Set problem – Could you write out the records below exactly as they appear, leaving out any pictures?

Listed entries –
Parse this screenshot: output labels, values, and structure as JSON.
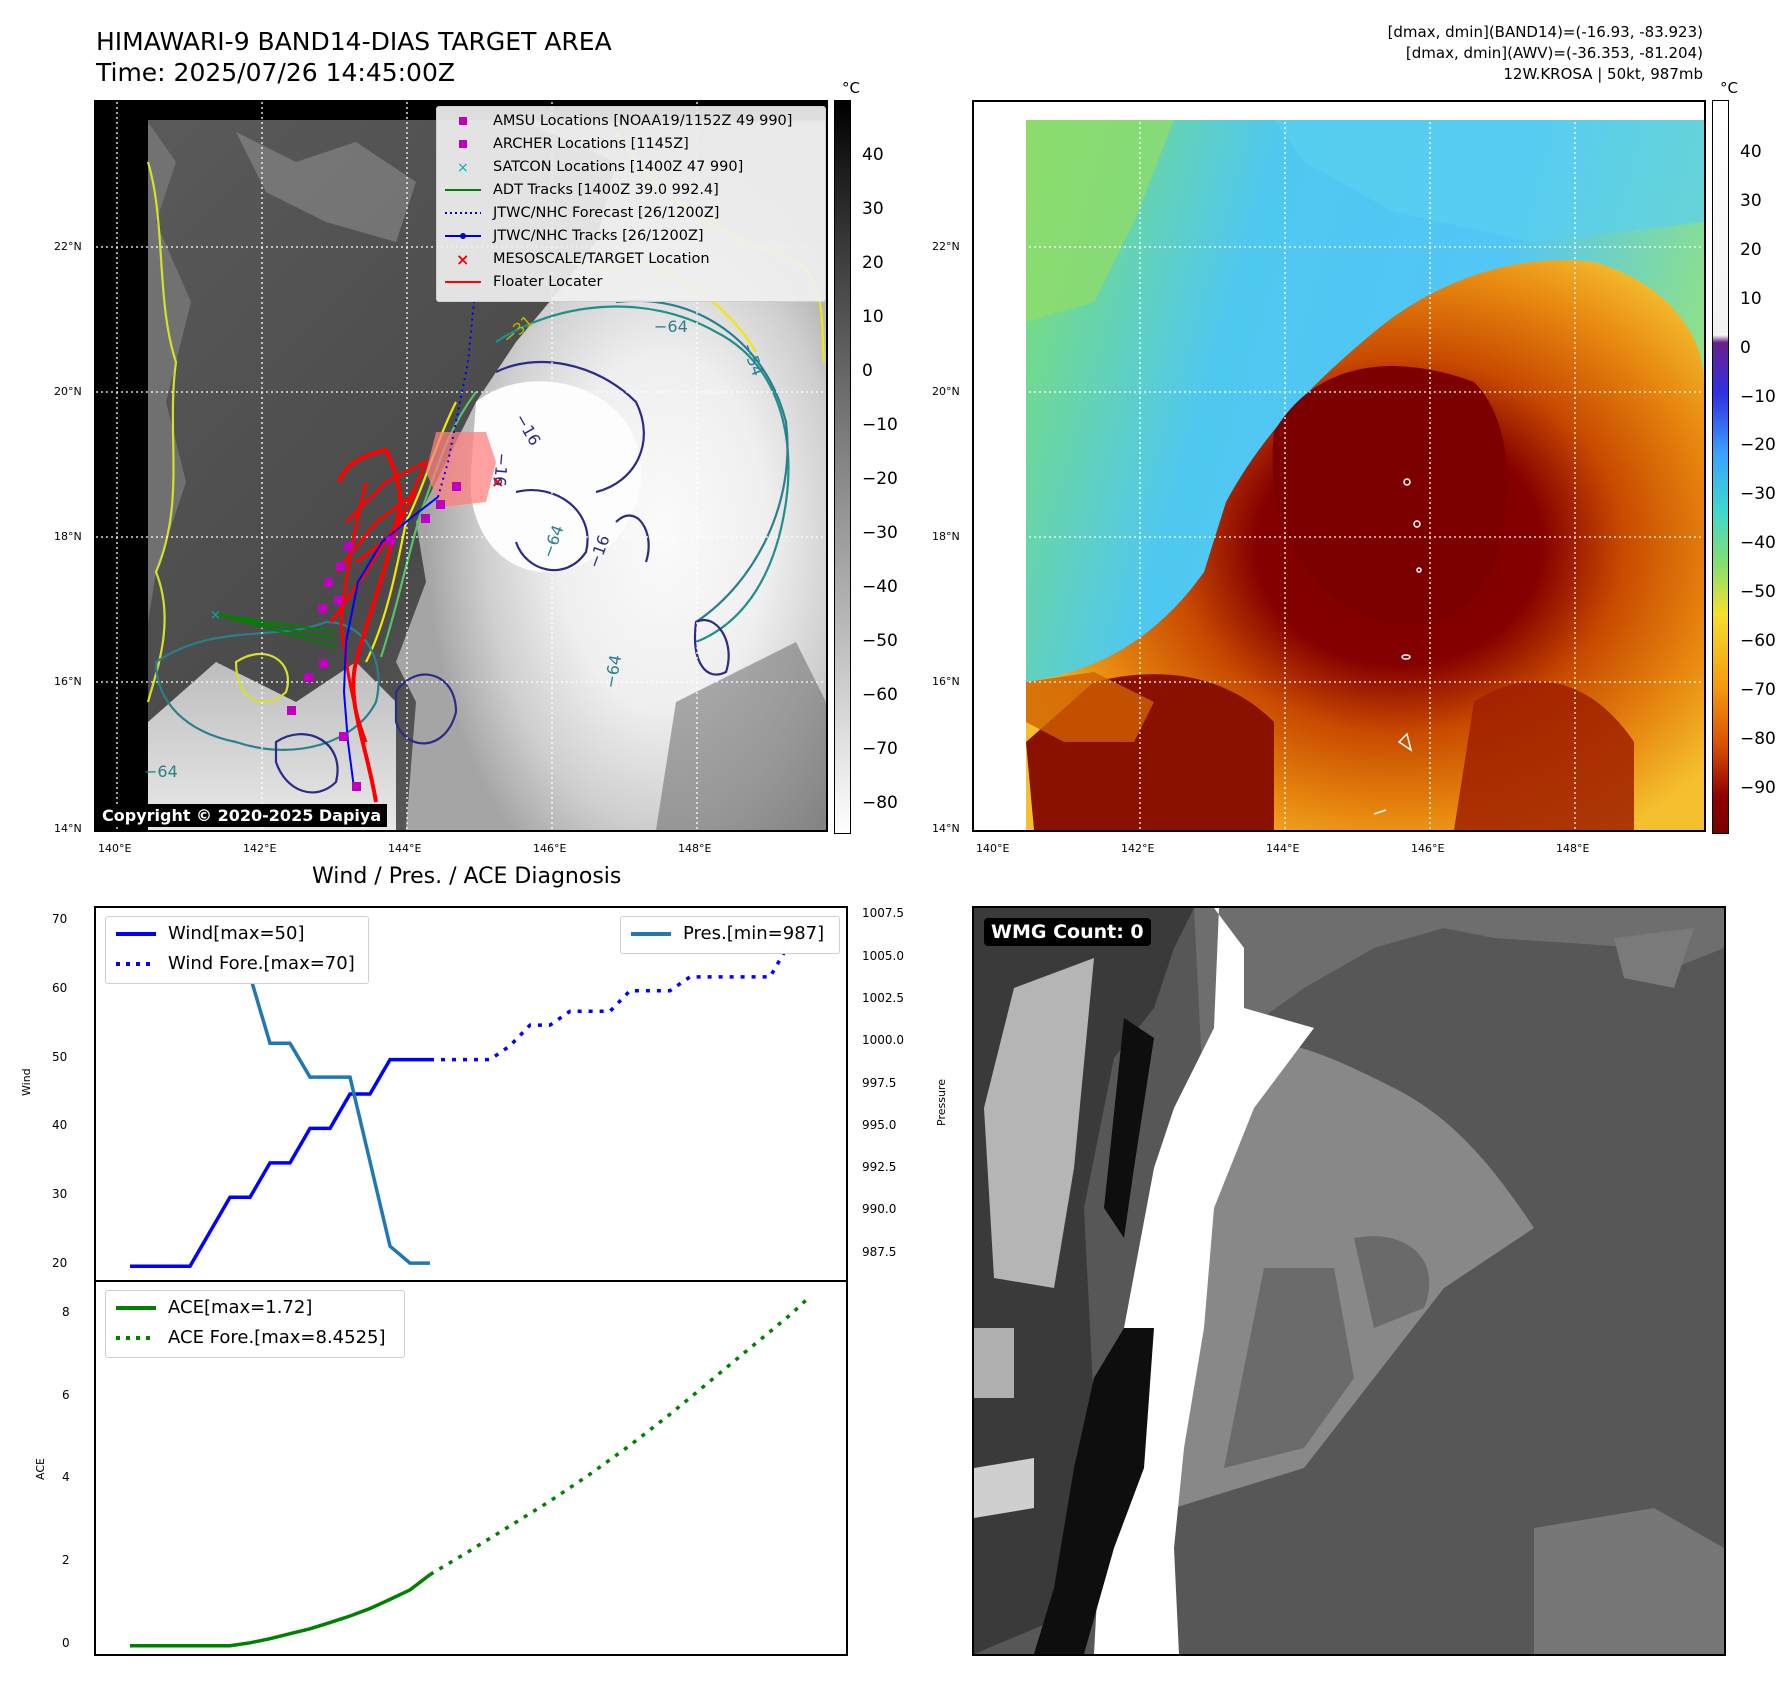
{
  "header": {
    "title_line1": "HIMAWARI-9 BAND14-DIAS TARGET AREA",
    "title_line2": "Time: 2025/07/26 14:45:00Z",
    "info_line1": "[dmax, dmin](BAND14)=(-16.93, -83.923)",
    "info_line2": "[dmax, dmin](AWV)=(-36.353, -81.204)",
    "info_line3": "12W.KROSA | 50kt, 987mb"
  },
  "map_axes": {
    "lat_labels": [
      "22°N",
      "20°N",
      "18°N",
      "16°N",
      "14°N"
    ],
    "lon_labels": [
      "140°E",
      "142°E",
      "144°E",
      "146°E",
      "148°E"
    ]
  },
  "ir_panel": {
    "colorbar_unit": "°C",
    "colorbar_ticks": [
      "40",
      "30",
      "20",
      "10",
      "0",
      "−10",
      "−20",
      "−30",
      "−40",
      "−50",
      "−60",
      "−70",
      "−80"
    ],
    "copyright": "Copyright © 2020-2025 Dapiya",
    "contour_labels": [
      "−64",
      "−54",
      "−16",
      "−64",
      "−16",
      "−64",
      "−31",
      "−16",
      "−64"
    ],
    "legend": [
      {
        "label": "AMSU Locations [NOAA19/1152Z 49 990]",
        "color": "#c000c0",
        "symbol": "square"
      },
      {
        "label": "ARCHER Locations [1145Z]",
        "color": "#c000c0",
        "symbol": "square"
      },
      {
        "label": "SATCON Locations [1400Z 47 990]",
        "color": "#00b0b0",
        "symbol": "x"
      },
      {
        "label": "ADT Tracks [1400Z 39.0 992.4]",
        "color": "#008000",
        "symbol": "line"
      },
      {
        "label": "JTWC/NHC Forecast [26/1200Z]",
        "color": "#0000cc",
        "symbol": "dotted"
      },
      {
        "label": "JTWC/NHC Tracks [26/1200Z]",
        "color": "#0000cc",
        "symbol": "line-dot"
      },
      {
        "label": "MESOSCALE/TARGET Location",
        "color": "#ff0000",
        "symbol": "x"
      },
      {
        "label": "Floater Locater",
        "color": "#ff0000",
        "symbol": "line"
      }
    ]
  },
  "awv_panel": {
    "colorbar_unit": "°C",
    "colorbar_ticks": [
      "40",
      "30",
      "20",
      "10",
      "0",
      "−10",
      "−20",
      "−30",
      "−40",
      "−50",
      "−60",
      "−70",
      "−80",
      "−90"
    ]
  },
  "wmg_panel": {
    "label": "WMG Count: 0"
  },
  "diagnosis": {
    "title": "Wind / Pres. / ACE Diagnosis",
    "wind_axis_title": "Wind",
    "pressure_axis_title": "Pressure",
    "ace_axis_title": "ACE",
    "wind_ticks": [
      "70",
      "60",
      "50",
      "40",
      "30",
      "20"
    ],
    "pressure_ticks": [
      "1007.5",
      "1005.0",
      "1002.5",
      "1000.0",
      "997.5",
      "995.0",
      "992.5",
      "990.0",
      "987.5"
    ],
    "ace_ticks": [
      "8",
      "6",
      "4",
      "2",
      "0"
    ],
    "legend_wind": "Wind[max=50]",
    "legend_wind_fore": "Wind Fore.[max=70]",
    "legend_pres": "Pres.[min=987]",
    "legend_ace": "ACE[max=1.72]",
    "legend_ace_fore": "ACE Fore.[max=8.4525]"
  },
  "chart_data": {
    "type": "line",
    "x": [
      0,
      1,
      2,
      3,
      4,
      5,
      6,
      7,
      8,
      9,
      10,
      11,
      12,
      13,
      14,
      15,
      16,
      17,
      18,
      19,
      20,
      21,
      22,
      23,
      24,
      25,
      26,
      27,
      28,
      29,
      30,
      31,
      32,
      33,
      34
    ],
    "series": [
      {
        "name": "Wind[max=50]",
        "axis": "wind",
        "style": "solid",
        "color": "#0000ff",
        "x": [
          0,
          1,
          2,
          3,
          4,
          5,
          6,
          7,
          8,
          9,
          10,
          11,
          12,
          13,
          14,
          15
        ],
        "values": [
          20,
          20,
          20,
          20,
          25,
          30,
          30,
          35,
          35,
          40,
          40,
          45,
          45,
          50,
          50,
          50
        ]
      },
      {
        "name": "Wind Fore.[max=70]",
        "axis": "wind",
        "style": "dotted",
        "color": "#0000ff",
        "x": [
          15,
          16,
          17,
          18,
          19,
          20,
          21,
          22,
          23,
          24,
          25,
          26,
          27,
          28,
          29,
          30,
          31,
          32,
          33,
          34
        ],
        "values": [
          50,
          50,
          50,
          50,
          52,
          55,
          55,
          57,
          57,
          57,
          60,
          60,
          60,
          62,
          62,
          62,
          62,
          62,
          67,
          67
        ]
      },
      {
        "name": "Pres.[min=987]",
        "axis": "pressure",
        "style": "solid",
        "color": "#1f77b4",
        "x": [
          0,
          1,
          2,
          3,
          4,
          5,
          6,
          7,
          8,
          9,
          10,
          11,
          12,
          13,
          14,
          15
        ],
        "values": [
          1007,
          1007,
          1007,
          1005,
          1005,
          1004,
          1004,
          1000,
          1000,
          998,
          998,
          998,
          993,
          988,
          987,
          987
        ]
      },
      {
        "name": "ACE[max=1.72]",
        "axis": "ace",
        "style": "solid",
        "color": "#008000",
        "x": [
          0,
          1,
          2,
          3,
          4,
          5,
          6,
          7,
          8,
          9,
          10,
          11,
          12,
          13,
          14,
          15
        ],
        "values": [
          0,
          0,
          0,
          0,
          0,
          0,
          0.07,
          0.17,
          0.29,
          0.41,
          0.56,
          0.72,
          0.9,
          1.12,
          1.35,
          1.72
        ]
      },
      {
        "name": "ACE Fore.[max=8.4525]",
        "axis": "ace",
        "style": "dotted",
        "color": "#008000",
        "x": [
          15,
          17,
          19,
          21,
          23,
          25,
          27,
          29,
          31,
          33,
          34
        ],
        "values": [
          1.72,
          2.3,
          2.9,
          3.5,
          4.15,
          4.85,
          5.6,
          6.4,
          7.2,
          8.0,
          8.45
        ]
      }
    ],
    "wind_ylim": [
      18,
      72
    ],
    "pressure_ylim": [
      986,
      1008
    ],
    "ace_ylim": [
      -0.2,
      8.8
    ]
  }
}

Result of this exercise –
Parse this screenshot: output labels, values, and structure as JSON.
{
  "header": {
    "title_line1": "HIMAWARI-9 BAND14-DIAS TARGET AREA",
    "title_line2": "Time: 2025/07/26 14:45:00Z",
    "info_line1": "[dmax, dmin](BAND14)=(-16.93, -83.923)",
    "info_line2": "[dmax, dmin](AWV)=(-36.353, -81.204)",
    "info_line3": "12W.KROSA | 50kt, 987mb"
  },
  "map_axes": {
    "lat_labels": [
      "22°N",
      "20°N",
      "18°N",
      "16°N",
      "14°N"
    ],
    "lon_labels": [
      "140°E",
      "142°E",
      "144°E",
      "146°E",
      "148°E"
    ]
  },
  "ir_panel": {
    "colorbar_unit": "°C",
    "colorbar_ticks": [
      "40",
      "30",
      "20",
      "10",
      "0",
      "−10",
      "−20",
      "−30",
      "−40",
      "−50",
      "−60",
      "−70",
      "−80"
    ],
    "copyright": "Copyright © 2020-2025 Dapiya",
    "contour_labels": [
      "−64",
      "−54",
      "−16",
      "−64",
      "−16",
      "−64",
      "−31",
      "−16",
      "−64"
    ],
    "legend": [
      {
        "label": "AMSU Locations [NOAA19/1152Z 49 990]",
        "color": "#c000c0",
        "symbol": "square"
      },
      {
        "label": "ARCHER Locations [1145Z]",
        "color": "#c000c0",
        "symbol": "square"
      },
      {
        "label": "SATCON Locations [1400Z 47 990]",
        "color": "#00b0b0",
        "symbol": "x"
      },
      {
        "label": "ADT Tracks [1400Z 39.0 992.4]",
        "color": "#008000",
        "symbol": "line"
      },
      {
        "label": "JTWC/NHC Forecast [26/1200Z]",
        "color": "#0000cc",
        "symbol": "dotted"
      },
      {
        "label": "JTWC/NHC Tracks [26/1200Z]",
        "color": "#0000cc",
        "symbol": "line-dot"
      },
      {
        "label": "MESOSCALE/TARGET Location",
        "color": "#ff0000",
        "symbol": "x"
      },
      {
        "label": "Floater Locater",
        "color": "#ff0000",
        "symbol": "line"
      }
    ]
  },
  "awv_panel": {
    "colorbar_unit": "°C",
    "colorbar_ticks": [
      "40",
      "30",
      "20",
      "10",
      "0",
      "−10",
      "−20",
      "−30",
      "−40",
      "−50",
      "−60",
      "−70",
      "−80",
      "−90"
    ]
  },
  "wmg_panel": {
    "label": "WMG Count: 0"
  },
  "diagnosis": {
    "title": "Wind / Pres. / ACE Diagnosis",
    "wind_axis_title": "Wind",
    "pressure_axis_title": "Pressure",
    "ace_axis_title": "ACE",
    "wind_ticks": [
      "70",
      "60",
      "50",
      "40",
      "30",
      "20"
    ],
    "pressure_ticks": [
      "1007.5",
      "1005.0",
      "1002.5",
      "1000.0",
      "997.5",
      "995.0",
      "992.5",
      "990.0",
      "987.5"
    ],
    "ace_ticks": [
      "8",
      "6",
      "4",
      "2",
      "0"
    ],
    "legend_wind": "Wind[max=50]",
    "legend_wind_fore": "Wind Fore.[max=70]",
    "legend_pres": "Pres.[min=987]",
    "legend_ace": "ACE[max=1.72]",
    "legend_ace_fore": "ACE Fore.[max=8.4525]"
  },
  "chart_data": {
    "type": "line",
    "x": [
      0,
      1,
      2,
      3,
      4,
      5,
      6,
      7,
      8,
      9,
      10,
      11,
      12,
      13,
      14,
      15,
      16,
      17,
      18,
      19,
      20,
      21,
      22,
      23,
      24,
      25,
      26,
      27,
      28,
      29,
      30,
      31,
      32,
      33,
      34
    ],
    "series": [
      {
        "name": "Wind[max=50]",
        "axis": "wind",
        "style": "solid",
        "color": "#0000ff",
        "x": [
          0,
          1,
          2,
          3,
          4,
          5,
          6,
          7,
          8,
          9,
          10,
          11,
          12,
          13,
          14,
          15
        ],
        "values": [
          20,
          20,
          20,
          20,
          25,
          30,
          30,
          35,
          35,
          40,
          40,
          45,
          45,
          50,
          50,
          50
        ]
      },
      {
        "name": "Wind Fore.[max=70]",
        "axis": "wind",
        "style": "dotted",
        "color": "#0000ff",
        "x": [
          15,
          16,
          17,
          18,
          19,
          20,
          21,
          22,
          23,
          24,
          25,
          26,
          27,
          28,
          29,
          30,
          31,
          32,
          33,
          34
        ],
        "values": [
          50,
          50,
          50,
          50,
          52,
          55,
          55,
          57,
          57,
          57,
          60,
          60,
          60,
          62,
          62,
          62,
          62,
          62,
          67,
          67
        ]
      },
      {
        "name": "Pres.[min=987]",
        "axis": "pressure",
        "style": "solid",
        "color": "#1f77b4",
        "x": [
          0,
          1,
          2,
          3,
          4,
          5,
          6,
          7,
          8,
          9,
          10,
          11,
          12,
          13,
          14,
          15
        ],
        "values": [
          1007,
          1007,
          1007,
          1005,
          1005,
          1004,
          1004,
          1000,
          1000,
          998,
          998,
          998,
          993,
          988,
          987,
          987
        ]
      },
      {
        "name": "ACE[max=1.72]",
        "axis": "ace",
        "style": "solid",
        "color": "#008000",
        "x": [
          0,
          1,
          2,
          3,
          4,
          5,
          6,
          7,
          8,
          9,
          10,
          11,
          12,
          13,
          14,
          15
        ],
        "values": [
          0,
          0,
          0,
          0,
          0,
          0,
          0.07,
          0.17,
          0.29,
          0.41,
          0.56,
          0.72,
          0.9,
          1.12,
          1.35,
          1.72
        ]
      },
      {
        "name": "ACE Fore.[max=8.4525]",
        "axis": "ace",
        "style": "dotted",
        "color": "#008000",
        "x": [
          15,
          17,
          19,
          21,
          23,
          25,
          27,
          29,
          31,
          33,
          34
        ],
        "values": [
          1.72,
          2.3,
          2.9,
          3.5,
          4.15,
          4.85,
          5.6,
          6.4,
          7.2,
          8.0,
          8.45
        ]
      }
    ],
    "wind_ylim": [
      18,
      72
    ],
    "pressure_ylim": [
      986,
      1008
    ],
    "ace_ylim": [
      -0.2,
      8.8
    ]
  }
}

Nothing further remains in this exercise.